◆ **What you need to do**:
Output every line of the entries below word for word, from the first entry to the last. Leave the pictures out.

===== Given data =====

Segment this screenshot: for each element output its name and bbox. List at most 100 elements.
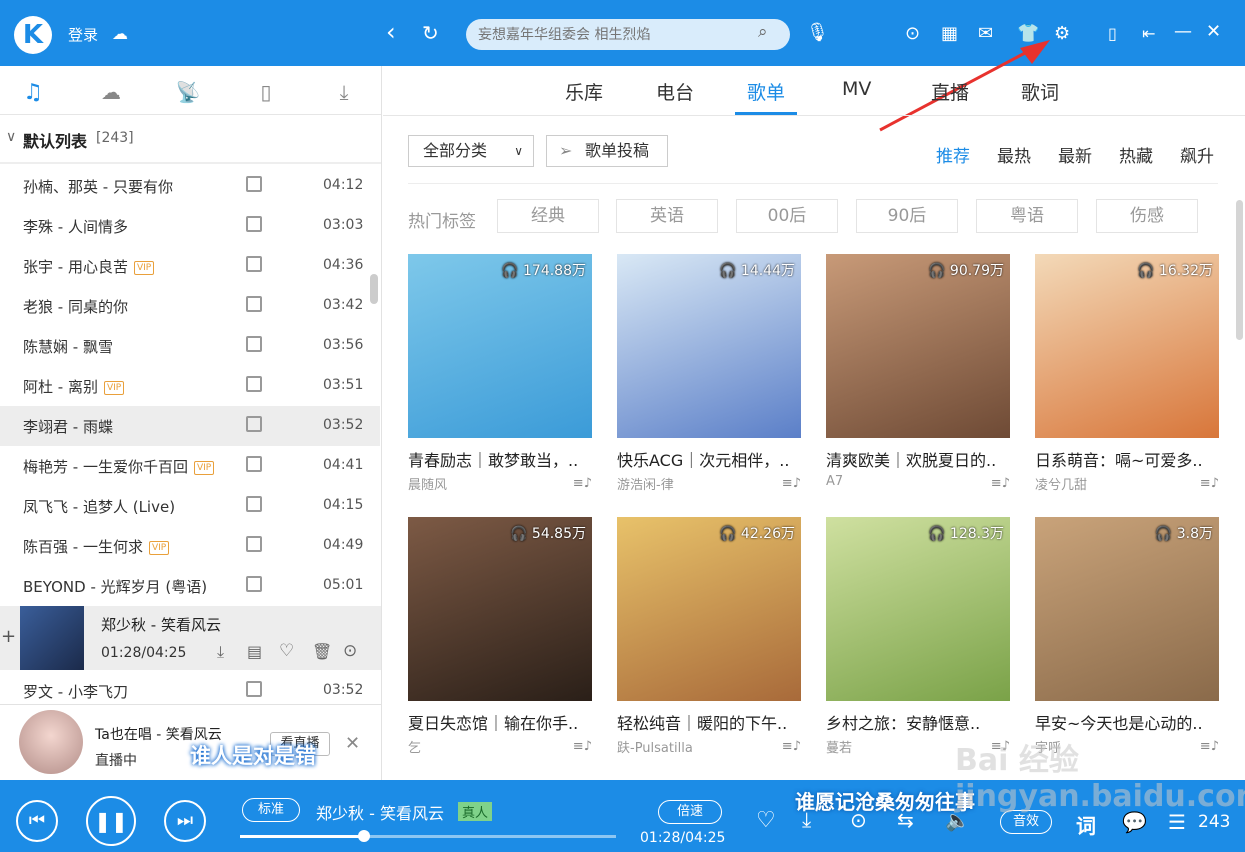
- list-title[interactable]: 默认列表: [23, 128, 87, 152]
- mv-icon[interactable]: [246, 681, 262, 697]
- back-icon[interactable]: ‹: [386, 20, 396, 44]
- close-icon[interactable]: ✕: [1206, 22, 1221, 42]
- chevron-down-icon[interactable]: ∨: [6, 129, 16, 145]
- collapse-icon[interactable]: ⇤: [1142, 24, 1155, 44]
- song-row[interactable]: 张宇 - 用心良苦 VIP 04:36: [0, 246, 380, 286]
- mv-icon[interactable]: [246, 416, 262, 432]
- album-cover[interactable]: [20, 606, 84, 670]
- playlist-cover[interactable]: 🎧 42.26万: [617, 517, 801, 701]
- tag-00s[interactable]: 00后: [736, 199, 838, 233]
- playlist-title[interactable]: 日系萌音：嗝~可爱多..: [1035, 447, 1219, 471]
- playlist-cover[interactable]: 🎧 174.88万: [408, 254, 592, 438]
- add-to-list-icon[interactable]: ≡♪: [782, 739, 801, 754]
- sort-new[interactable]: 最新: [1058, 142, 1092, 167]
- tag-english[interactable]: 英语: [616, 199, 718, 233]
- speed-button[interactable]: 倍速: [658, 800, 722, 824]
- playlist-author[interactable]: 蔓若: [826, 737, 852, 756]
- mv-icon[interactable]: [246, 376, 262, 392]
- progress-track[interactable]: [240, 835, 616, 838]
- add-to-list-icon[interactable]: ≡♪: [782, 476, 801, 491]
- song-row[interactable]: 陈百强 - 一生何求 VIP 04:49: [0, 526, 380, 566]
- playlist-cover[interactable]: 🎧 90.79万: [826, 254, 1010, 438]
- category-dropdown[interactable]: 全部分类 ∨: [408, 135, 534, 167]
- search-icon[interactable]: ⌕: [758, 22, 768, 42]
- mv-icon[interactable]: [246, 176, 262, 192]
- lyrics-toggle[interactable]: 词: [1076, 810, 1096, 839]
- quality-button[interactable]: 标准: [242, 798, 300, 822]
- add-to-list-icon[interactable]: ≡♪: [991, 476, 1010, 491]
- tag-cantonese[interactable]: 粤语: [976, 199, 1078, 233]
- sort-recommend[interactable]: 推荐: [936, 142, 970, 167]
- playlist-author[interactable]: 趺-Pulsatilla: [617, 737, 693, 756]
- cloud-icon[interactable]: ☁: [112, 24, 128, 44]
- next-button[interactable]: ⏭: [164, 800, 206, 842]
- playlist-title[interactable]: 夏日失恋馆｜输在你手..: [408, 710, 592, 734]
- playlist-title[interactable]: 早安~今天也是心动的..: [1035, 710, 1219, 734]
- playlist-card[interactable]: 🎧 128.3万 乡村之旅：安静惬意.. 蔓若 ≡♪: [826, 517, 1010, 767]
- add-icon[interactable]: +: [1, 626, 16, 647]
- mv-icon[interactable]: [246, 336, 262, 352]
- playlist-author[interactable]: 晨随风: [408, 474, 447, 493]
- mv-icon[interactable]: [246, 296, 262, 312]
- mv-icon[interactable]: [246, 256, 262, 272]
- voice-search-icon[interactable]: 🎙: [806, 23, 829, 43]
- tab-radio[interactable]: 电台: [656, 78, 694, 105]
- close-live-icon[interactable]: ✕: [345, 733, 360, 754]
- previous-button[interactable]: ⏮: [16, 800, 58, 842]
- delete-icon[interactable]: 🗑: [312, 642, 332, 661]
- playlist-title[interactable]: 青春励志｜敢梦敢当，..: [408, 447, 592, 471]
- playlist-author[interactable]: 凌兮几甜: [1035, 474, 1087, 493]
- download-icon[interactable]: ⤓: [314, 80, 374, 104]
- mv-icon[interactable]: [246, 456, 262, 472]
- song-row[interactable]: 李翊君 - 雨蝶 03:52: [0, 406, 380, 446]
- mv-icon[interactable]: [246, 576, 262, 592]
- song-row[interactable]: 凤飞飞 - 追梦人 (Live) 04:15: [0, 486, 380, 526]
- song-row[interactable]: BEYOND - 光辉岁月 (粤语) 05:01: [0, 566, 380, 606]
- mv-icon[interactable]: [246, 536, 262, 552]
- playlist-title[interactable]: 清爽欧美｜欢脱夏日的..: [826, 447, 1010, 471]
- radio-tab-icon[interactable]: 📡: [158, 80, 218, 104]
- song-row[interactable]: 陈慧娴 - 飘雪 03:56: [0, 326, 380, 366]
- kugou-logo[interactable]: K: [14, 16, 52, 54]
- device-icon[interactable]: ▯: [236, 80, 296, 104]
- progress-handle[interactable]: [358, 830, 371, 842]
- playlist-cover[interactable]: 🎧 14.44万: [617, 254, 801, 438]
- playlist-card[interactable]: 🎧 174.88万青春励志｜敢梦敢当，.. 晨随风 ≡♪: [408, 254, 592, 504]
- pause-button[interactable]: ❚❚: [86, 796, 136, 846]
- playlist-title[interactable]: 轻松纯音｜暖阳的下午..: [617, 710, 801, 734]
- player-song-title[interactable]: 郑少秋 - 笑看风云: [316, 800, 444, 824]
- content-scrollbar[interactable]: [1236, 200, 1243, 340]
- favorite-icon[interactable]: ♡: [756, 808, 776, 833]
- playlist-author[interactable]: A7: [826, 474, 843, 489]
- download-song-icon[interactable]: ⤓: [217, 642, 224, 662]
- playlist-cover[interactable]: 🎧 54.85万: [408, 517, 592, 701]
- tab-library[interactable]: 乐库: [565, 78, 603, 105]
- playlist-title[interactable]: 乡村之旅：安静惬意..: [826, 710, 1010, 734]
- sort-hot[interactable]: 最热: [997, 142, 1031, 167]
- playlist-cover[interactable]: 🎧 128.3万: [826, 517, 1010, 701]
- song-row[interactable]: 老狼 - 同桌的你 03:42: [0, 286, 380, 326]
- playlist-author[interactable]: 乞: [408, 737, 421, 756]
- mini-mode-icon[interactable]: ▯: [1108, 24, 1117, 44]
- live-avatar[interactable]: [19, 710, 83, 774]
- song-row[interactable]: 阿杜 - 离别 VIP 03:51: [0, 366, 380, 406]
- sort-collect[interactable]: 热藏: [1119, 142, 1153, 167]
- add-to-list-icon[interactable]: ≡♪: [573, 476, 592, 491]
- song-row[interactable]: 罗文 - 小李飞刀 03:52: [0, 671, 380, 711]
- playlist-cover[interactable]: 🎧 16.32万: [1035, 254, 1219, 438]
- heart-icon[interactable]: ♡: [279, 641, 294, 661]
- tag-classic[interactable]: 经典: [497, 199, 599, 233]
- playlist-title[interactable]: 快乐ACG｜次元相伴，..: [617, 447, 801, 471]
- login-link[interactable]: 登录: [68, 24, 98, 45]
- search-input[interactable]: [466, 19, 790, 50]
- add-to-list-icon[interactable]: ≡♪: [1200, 476, 1219, 491]
- music-icon[interactable]: ♫: [3, 80, 63, 105]
- tag-90s[interactable]: 90后: [856, 199, 958, 233]
- song-row[interactable]: 梅艳芳 - 一生爱你千百回 VIP 04:41: [0, 446, 380, 486]
- mv-icon[interactable]: [246, 496, 262, 512]
- playlist-card[interactable]: 🎧 54.85万夏日失恋馆｜输在你手.. 乞 ≡♪: [408, 517, 592, 767]
- song-row[interactable]: 孙楠、那英 - 只要有你 04:12: [0, 166, 380, 206]
- add-to-list-icon[interactable]: ≡♪: [573, 739, 592, 754]
- playlist-author[interactable]: 游浩闲-律: [617, 474, 674, 493]
- cloud-tab-icon[interactable]: ☁: [81, 80, 141, 104]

=====

◆ **Answer**:
Segment this screenshot: for each element output its name and bbox. List at most 100 elements.
- list-title[interactable]: 默认列表: [23, 128, 87, 152]
- mv-icon[interactable]: [246, 681, 262, 697]
- back-icon[interactable]: ‹: [386, 20, 396, 44]
- close-icon[interactable]: ✕: [1206, 22, 1221, 42]
- chevron-down-icon[interactable]: ∨: [6, 129, 16, 145]
- collapse-icon[interactable]: ⇤: [1142, 24, 1155, 44]
- song-row[interactable]: 张宇 - 用心良苦 VIP 04:36: [0, 246, 380, 286]
- mv-icon[interactable]: [246, 416, 262, 432]
- album-cover[interactable]: [20, 606, 84, 670]
- playlist-cover[interactable]: 🎧 42.26万: [617, 517, 801, 701]
- tag-00s[interactable]: 00后: [736, 199, 838, 233]
- playlist-title[interactable]: 日系萌音：嗝~可爱多..: [1035, 447, 1219, 471]
- playlist-cover[interactable]: 🎧 174.88万: [408, 254, 592, 438]
- add-to-list-icon[interactable]: ≡♪: [782, 739, 801, 754]
- sort-new[interactable]: 最新: [1058, 142, 1092, 167]
- tag-english[interactable]: 英语: [616, 199, 718, 233]
- speed-button[interactable]: 倍速: [658, 800, 722, 824]
- playlist-author[interactable]: 蔓若: [826, 737, 852, 756]
- mv-icon[interactable]: [246, 376, 262, 392]
- progress-track[interactable]: [240, 835, 616, 838]
- add-to-list-icon[interactable]: ≡♪: [782, 476, 801, 491]
- song-row[interactable]: 陈百强 - 一生何求 VIP 04:49: [0, 526, 380, 566]
- playlist-cover[interactable]: 🎧 90.79万: [826, 254, 1010, 438]
- category-dropdown[interactable]: 全部分类 ∨: [408, 135, 534, 167]
- search-icon[interactable]: ⌕: [758, 22, 768, 42]
- mv-icon[interactable]: [246, 176, 262, 192]
- lyrics-toggle[interactable]: 词: [1076, 810, 1096, 839]
- quality-button[interactable]: 标准: [242, 798, 300, 822]
- add-to-list-icon[interactable]: ≡♪: [991, 476, 1010, 491]
- tag-cantonese[interactable]: 粤语: [976, 199, 1078, 233]
- sort-recommend[interactable]: 推荐: [936, 142, 970, 167]
- playlist-author[interactable]: 趺-Pulsatilla: [617, 737, 693, 756]
- cloud-icon[interactable]: ☁: [112, 24, 128, 44]
- next-button[interactable]: ⏭: [164, 800, 206, 842]
- playlist-title[interactable]: 夏日失恋馆｜输在你手..: [408, 710, 592, 734]
- playlist-title[interactable]: 早安~今天也是心动的..: [1035, 710, 1219, 734]
- playlist-card[interactable]: 🎧 128.3万 乡村之旅：安静惬意.. 蔓若 ≡♪: [826, 517, 1010, 767]
- add-icon[interactable]: +: [1, 626, 16, 647]
- mv-icon[interactable]: [246, 336, 262, 352]
- playlist-author[interactable]: 晨随风: [408, 474, 447, 493]
- mv-icon[interactable]: [246, 296, 262, 312]
- mv-icon[interactable]: [246, 256, 262, 272]
- voice-search-icon[interactable]: 🎙: [806, 23, 829, 43]
- tab-radio[interactable]: 电台: [656, 78, 694, 105]
- close-live-icon[interactable]: ✕: [345, 733, 360, 754]
- previous-button[interactable]: ⏮: [16, 800, 58, 842]
- delete-icon[interactable]: 🗑: [312, 642, 332, 661]
- playlist-title[interactable]: 青春励志｜敢梦敢当，..: [408, 447, 592, 471]
- playlist-author[interactable]: 凌兮几甜: [1035, 474, 1087, 493]
- download-icon[interactable]: ⤓: [314, 80, 374, 104]
- mv-icon[interactable]: [246, 456, 262, 472]
- song-row[interactable]: 李翊君 - 雨蝶 03:52: [0, 406, 380, 446]
- mv-icon[interactable]: [246, 576, 262, 592]
- song-row[interactable]: 凤飞飞 - 追梦人 (Live) 04:15: [0, 486, 380, 526]
- song-row[interactable]: BEYOND - 光辉岁月 (粤语) 05:01: [0, 566, 380, 606]
- mv-icon[interactable]: [246, 536, 262, 552]
- playlist-title[interactable]: 清爽欧美｜欢脱夏日的..: [826, 447, 1010, 471]
- radio-tab-icon[interactable]: 📡: [158, 80, 218, 104]
- song-row[interactable]: 陈慧娴 - 飘雪 03:56: [0, 326, 380, 366]
- kugou-logo[interactable]: K: [14, 16, 52, 54]
- device-icon[interactable]: ▯: [236, 80, 296, 104]
- progress-handle[interactable]: [358, 830, 371, 842]
- playlist-cover[interactable]: 🎧 14.44万: [617, 254, 801, 438]
- playlist-card[interactable]: 🎧 174.88万青春励志｜敢梦敢当，.. 晨随风 ≡♪: [408, 254, 592, 504]
- pause-button[interactable]: ❚❚: [86, 796, 136, 846]
- playlist-title[interactable]: 轻松纯音｜暖阳的下午..: [617, 710, 801, 734]
- player-song-title[interactable]: 郑少秋 - 笑看风云: [316, 800, 444, 824]
- content-scrollbar[interactable]: [1236, 200, 1243, 340]
- favorite-icon[interactable]: ♡: [756, 808, 776, 833]
- playlist-author[interactable]: A7: [826, 474, 843, 489]
- download-song-icon[interactable]: ⤓: [217, 642, 224, 662]
- playlist-cover[interactable]: 🎧 54.85万: [408, 517, 592, 701]
- tab-library[interactable]: 乐库: [565, 78, 603, 105]
- playlist-title[interactable]: 乡村之旅：安静惬意..: [826, 710, 1010, 734]
- sort-hot[interactable]: 最热: [997, 142, 1031, 167]
- playlist-cover[interactable]: 🎧 128.3万: [826, 517, 1010, 701]
- song-row[interactable]: 老狼 - 同桌的你 03:42: [0, 286, 380, 326]
- playlist-author[interactable]: 乞: [408, 737, 421, 756]
- mini-mode-icon[interactable]: ▯: [1108, 24, 1117, 44]
- live-avatar[interactable]: [19, 710, 83, 774]
- song-row[interactable]: 阿杜 - 离别 VIP 03:51: [0, 366, 380, 406]
- sort-collect[interactable]: 热藏: [1119, 142, 1153, 167]
- add-to-list-icon[interactable]: ≡♪: [573, 476, 592, 491]
- song-row[interactable]: 罗文 - 小李飞刀 03:52: [0, 671, 380, 711]
- playlist-cover[interactable]: 🎧 16.32万: [1035, 254, 1219, 438]
- heart-icon[interactable]: ♡: [279, 641, 294, 661]
- tag-classic[interactable]: 经典: [497, 199, 599, 233]
- playlist-title[interactable]: 快乐ACG｜次元相伴，..: [617, 447, 801, 471]
- login-link[interactable]: 登录: [68, 24, 98, 45]
- search-input[interactable]: [466, 19, 790, 50]
- add-to-list-icon[interactable]: ≡♪: [1200, 476, 1219, 491]
- music-icon[interactable]: ♫: [3, 80, 63, 105]
- tag-90s[interactable]: 90后: [856, 199, 958, 233]
- song-row[interactable]: 梅艳芳 - 一生爱你千百回 VIP 04:41: [0, 446, 380, 486]
- mv-icon[interactable]: [246, 496, 262, 512]
- playlist-card[interactable]: 🎧 54.85万夏日失恋馆｜输在你手.. 乞 ≡♪: [408, 517, 592, 767]
- song-row[interactable]: 孙楠、那英 - 只要有你 04:12: [0, 166, 380, 206]
- add-to-list-icon[interactable]: ≡♪: [573, 739, 592, 754]
- playlist-author[interactable]: 游浩闲-律: [617, 474, 674, 493]
- cloud-tab-icon[interactable]: ☁: [81, 80, 141, 104]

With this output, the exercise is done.